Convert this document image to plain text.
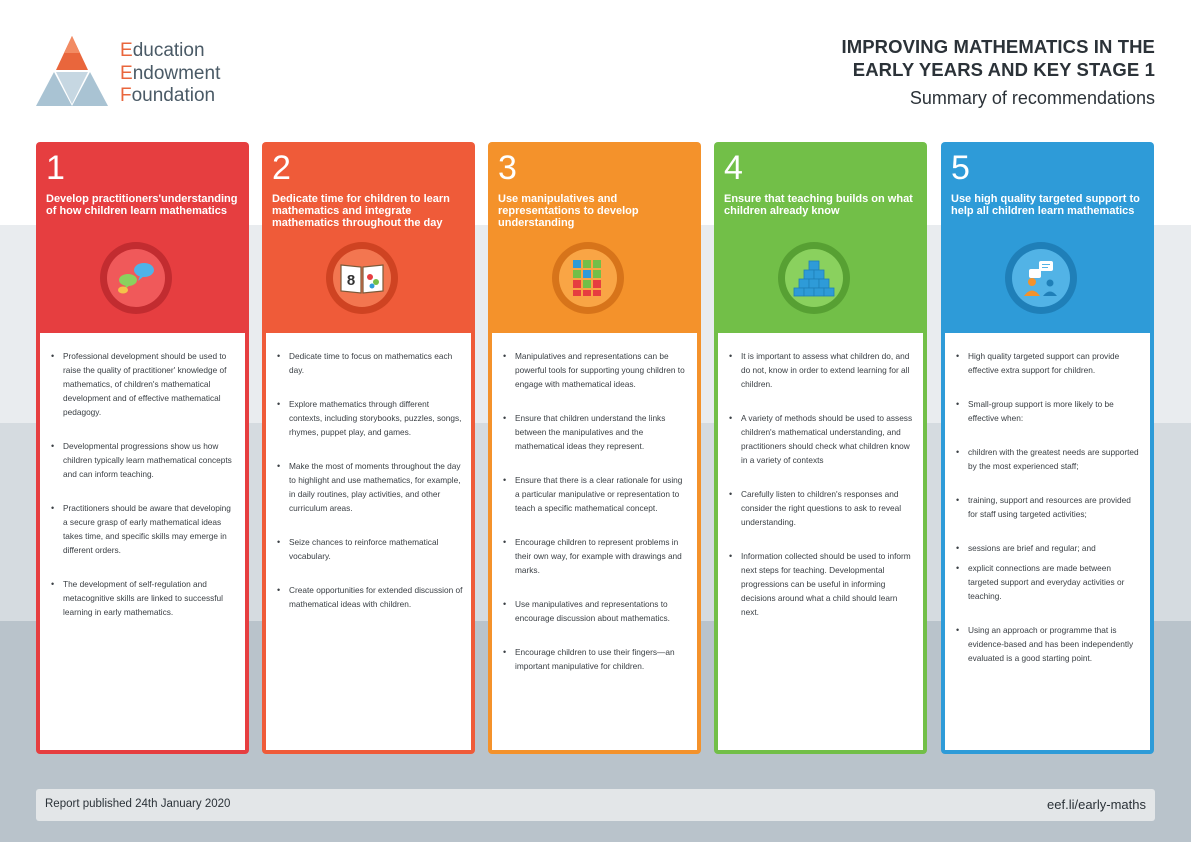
Education
Endowment
Foundation
IMPROVING MATHEMATICS IN THE
EARLY YEARS AND KEY STAGE 1
Summary of recommendations
1
Develop practitioners'understanding of how children learn mathematics
• Professional development should be used to raise the quality of practitioner' knowledge of mathematics, of children's mathematical development and of effective mathematical pedagogy.
• Developmental progressions show us how children typically learn mathematical concepts and can inform teaching.
• Practitioners should be aware that developing a secure grasp of early mathematical ideas takes time, and specific skills may emerge in different orders.
• The development of self-regulation and metacognitive skills are linked to successful learning in early mathematics.
2
Dedicate time for children to learn mathematics and integrate mathematics throughout the day
8
• Dedicate time to focus on mathematics each day.
• Explore mathematics through different contexts, including storybooks, puzzles, songs, rhymes, puppet play, and games.
• Make the most of moments throughout the day to highlight and use mathematics, for example, in daily routines, play activities, and other curriculum areas.
• Seize chances to reinforce mathematical vocabulary.
• Create opportunities for extended discussion of mathematical ideas with children.
3
Use manipulatives and representations to develop understanding
• Manipulatives and representations can be powerful tools for supporting young children to engage with mathematical ideas.
• Ensure that children understand the links between the manipulatives and the mathematical ideas they represent.
• Ensure that there is a clear rationale for using a particular manipulative or representation to teach a specific mathematical concept.
• Encourage children to represent problems in their own way, for example with drawings and marks.
• Use manipulatives and representations to encourage discussion about mathematics.
• Encourage children to use their fingers—an important manipulative for children.
4
Ensure that teaching builds on what children already know
• It is important to assess what children do, and do not, know in order to extend learning for all children.
• A variety of methods should be used to assess children's mathematical understanding, and practitioners should check what children know in a variety of contexts
• Carefully listen to children's responses and consider the right questions to ask to reveal understanding.
• Information collected should be used to inform next steps for teaching. Developmental progressions can be useful in informing decisions around what a child should learn next.
5
Use high quality targeted support to help all children learn mathematics
• High quality targeted support can provide effective extra support for children.
• Small-group support is more likely to be effective when:
• children with the greatest needs are supported by the most experienced staff;
• training, support and resources are provided for staff using targeted activities;
• sessions are brief and regular; and
• explicit connections are made between targeted support and everyday activities or teaching.
• Using an approach or programme that is evidence-based and has been independently evaluated is a good starting point.
Report published 24th January 2020	eef.li/early-maths
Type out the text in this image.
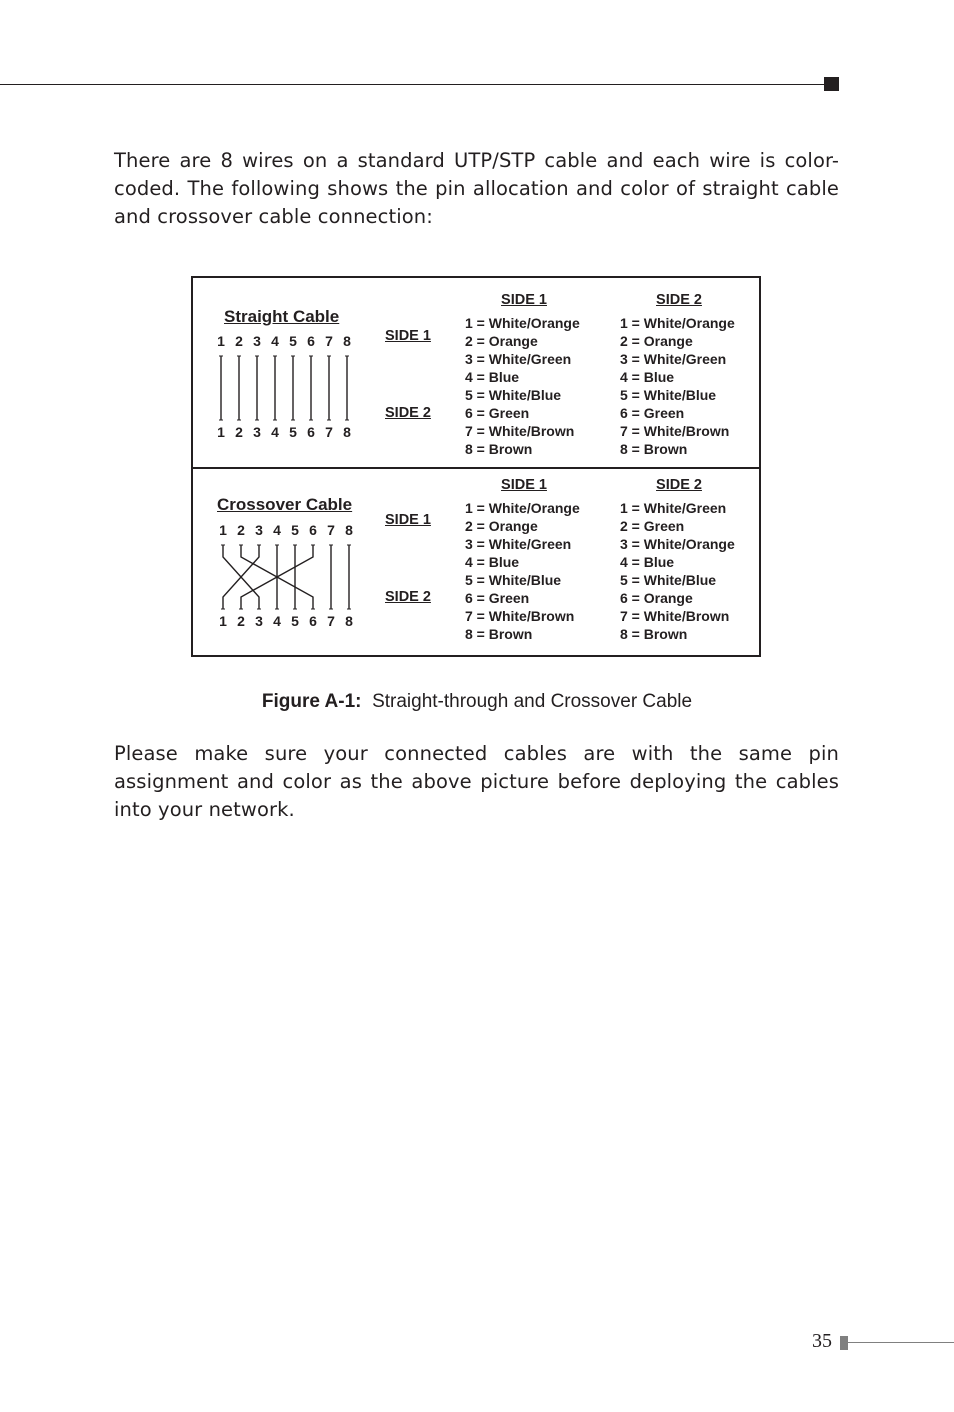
There are 8 wires on a standard UTP/STP cable and each wire is color-coded. The following shows the pin allocation and color of straight cable and crossover cable connection:

Straight Cable
1
1
2
2
3
3
4
4
5
5
6
6
7
7
8
8
SIDE 1
SIDE 2
SIDE 1	SIDE 2
1 = White/Orange
2 = Orange
3 = White/Green
4 = Blue
5 = White/Blue
6 = Green
7 = White/Brown
8 = Brown
1 = White/Orange
2 = Orange
3 = White/Green
4 = Blue
5 = White/Blue
6 = Green
7 = White/Brown
8 = Brown
Crossover Cable
1
1
2
2
3
3
4
4
5
5
6
6
7
7
8
8
SIDE 1
SIDE 2
SIDE 1	SIDE 2
1 = White/Orange
2 = Orange
3 = White/Green
4 = Blue
5 = White/Blue
6 = Green
7 = White/Brown
8 = Brown
1 = White/Green
2 = Green
3 = White/Orange
4 = Blue
5 = White/Blue
6 = Orange
7 = White/Brown
8 = Brown
Figure A-1: Straight-through and Crossover Cable

Please make sure your connected cables are with the same pin assignment and color as the above picture before deploying the cables into your network.

35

========================

= Stated task =
Print, exactly and only, the lines running from the line with "Type out the text in this image." through the last line of the data, including both. Skip any picture.

= The output =
Type out the text in this image.
There are 8 wires on a standard UTP/STP cable and each wire is color-coded. The following shows the pin allocation and color of straight cable and crossover cable connection:

Straight Cable
1
1
2
2
3
3
4
4
5
5
6
6
7
7
8
8
SIDE 1
SIDE 2
SIDE 1	SIDE 2
1 = White/Orange
2 = Orange
3 = White/Green
4 = Blue
5 = White/Blue
6 = Green
7 = White/Brown
8 = Brown
1 = White/Orange
2 = Orange
3 = White/Green
4 = Blue
5 = White/Blue
6 = Green
7 = White/Brown
8 = Brown
Crossover Cable
1
1
2
2
3
3
4
4
5
5
6
6
7
7
8
8
SIDE 1
SIDE 2
SIDE 1	SIDE 2
1 = White/Orange
2 = Orange
3 = White/Green
4 = Blue
5 = White/Blue
6 = Green
7 = White/Brown
8 = Brown
1 = White/Green
2 = Green
3 = White/Orange
4 = Blue
5 = White/Blue
6 = Orange
7 = White/Brown
8 = Brown
Figure A-1: Straight-through and Crossover Cable

Please make sure your connected cables are with the same pin assignment and color as the above picture before deploying the cables into your network.

35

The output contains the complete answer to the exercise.